Look through the data below and say how many of its lines contain "name", adding nothing else.

EXERCISE MATERIALS:
---
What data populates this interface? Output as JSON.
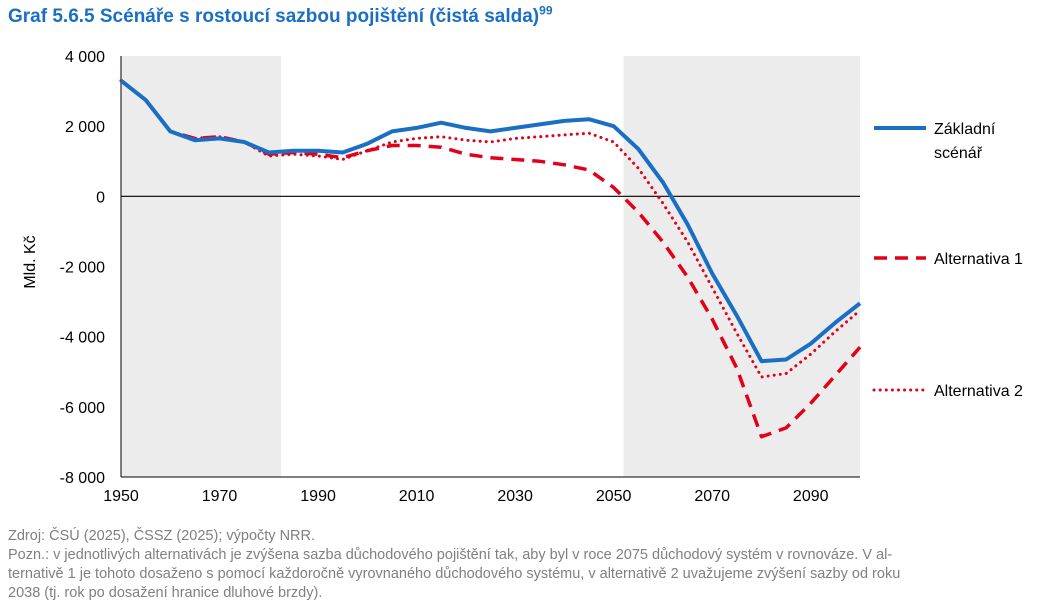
{
  "title": {
    "text": "Graf 5.6.5 Scénáře s rostoucí sazbou pojištění (čistá salda)",
    "footnote": "99"
  },
  "chart_data": {
    "type": "line",
    "xlim": [
      1950,
      2100
    ],
    "ylim": [
      -8000,
      4000
    ],
    "ylabel": "Mld. Kč",
    "xticks": [
      1950,
      1970,
      1990,
      2010,
      2030,
      2050,
      2070,
      2090
    ],
    "xtick_labels": [
      "1950",
      "1970",
      "1990",
      "2010",
      "2030",
      "2050",
      "2070",
      "2090"
    ],
    "yticks": [
      4000,
      2000,
      0,
      -2000,
      -4000,
      -6000,
      -8000
    ],
    "ytick_labels": [
      "4 000",
      "2 000",
      "0",
      "-2 000",
      "-4 000",
      "-6 000",
      "-8 000"
    ],
    "shaded_ranges": [
      [
        1950,
        1982.5
      ],
      [
        2052,
        2100
      ]
    ],
    "zero_line": true,
    "series": [
      {
        "name": "Základní scénář",
        "legend_lines": [
          "Základní",
          "scénář"
        ],
        "style": "solid",
        "color": "#1a6fc4",
        "x": [
          1950,
          1955,
          1960,
          1965,
          1970,
          1975,
          1980,
          1985,
          1990,
          1995,
          2000,
          2005,
          2010,
          2015,
          2020,
          2025,
          2030,
          2035,
          2040,
          2045,
          2050,
          2055,
          2060,
          2065,
          2070,
          2075,
          2080,
          2085,
          2090,
          2095,
          2100
        ],
        "values": [
          3300,
          2750,
          1850,
          1600,
          1650,
          1550,
          1250,
          1300,
          1300,
          1250,
          1500,
          1850,
          1950,
          2100,
          1950,
          1850,
          1950,
          2050,
          2150,
          2200,
          2000,
          1350,
          400,
          -800,
          -2200,
          -3400,
          -4700,
          -4650,
          -4200,
          -3600,
          -3050
        ]
      },
      {
        "name": "Alternativa 1",
        "legend_lines": [
          "Alternativa 1"
        ],
        "style": "dashed",
        "color": "#e2001a",
        "x": [
          1950,
          1955,
          1960,
          1965,
          1970,
          1975,
          1980,
          1985,
          1990,
          1995,
          2000,
          2005,
          2010,
          2015,
          2020,
          2025,
          2030,
          2035,
          2040,
          2045,
          2050,
          2055,
          2060,
          2065,
          2070,
          2075,
          2080,
          2085,
          2090,
          2095,
          2100
        ],
        "values": [
          3300,
          2750,
          1850,
          1650,
          1700,
          1550,
          1200,
          1250,
          1200,
          1100,
          1300,
          1450,
          1450,
          1400,
          1200,
          1100,
          1050,
          1000,
          900,
          750,
          250,
          -450,
          -1300,
          -2300,
          -3500,
          -4900,
          -6850,
          -6600,
          -5900,
          -5100,
          -4300
        ]
      },
      {
        "name": "Alternativa 2",
        "legend_lines": [
          "Alternativa 2"
        ],
        "style": "dotted",
        "color": "#e2001a",
        "x": [
          1950,
          1955,
          1960,
          1965,
          1970,
          1975,
          1980,
          1985,
          1990,
          1995,
          2000,
          2005,
          2010,
          2015,
          2020,
          2025,
          2030,
          2035,
          2040,
          2045,
          2050,
          2055,
          2060,
          2065,
          2070,
          2075,
          2080,
          2085,
          2090,
          2095,
          2100
        ],
        "values": [
          3300,
          2750,
          1850,
          1650,
          1700,
          1550,
          1150,
          1200,
          1150,
          1050,
          1300,
          1550,
          1650,
          1700,
          1600,
          1550,
          1650,
          1700,
          1750,
          1800,
          1550,
          800,
          -200,
          -1300,
          -2600,
          -3900,
          -5150,
          -5050,
          -4500,
          -3850,
          -3250
        ]
      }
    ]
  },
  "notes": {
    "source": "Zdroj: ČSÚ (2025), ČSSZ (2025); výpočty NRR.",
    "note_lines": [
      "Pozn.: v jednotlivých alternativách je zvýšena sazba důchodového pojištění tak, aby byl v roce 2075 důchodový systém v rovnováze. V al-",
      "ternativě 1 je tohoto dosaženo s pomocí každoročně vyrovnaného důchodového systému, v alternativě 2 uvažujeme zvýšení sazby od roku",
      "2038 (tj. rok po dosažení hranice dluhové brzdy)."
    ]
  }
}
---
TASK RESPONSE: 3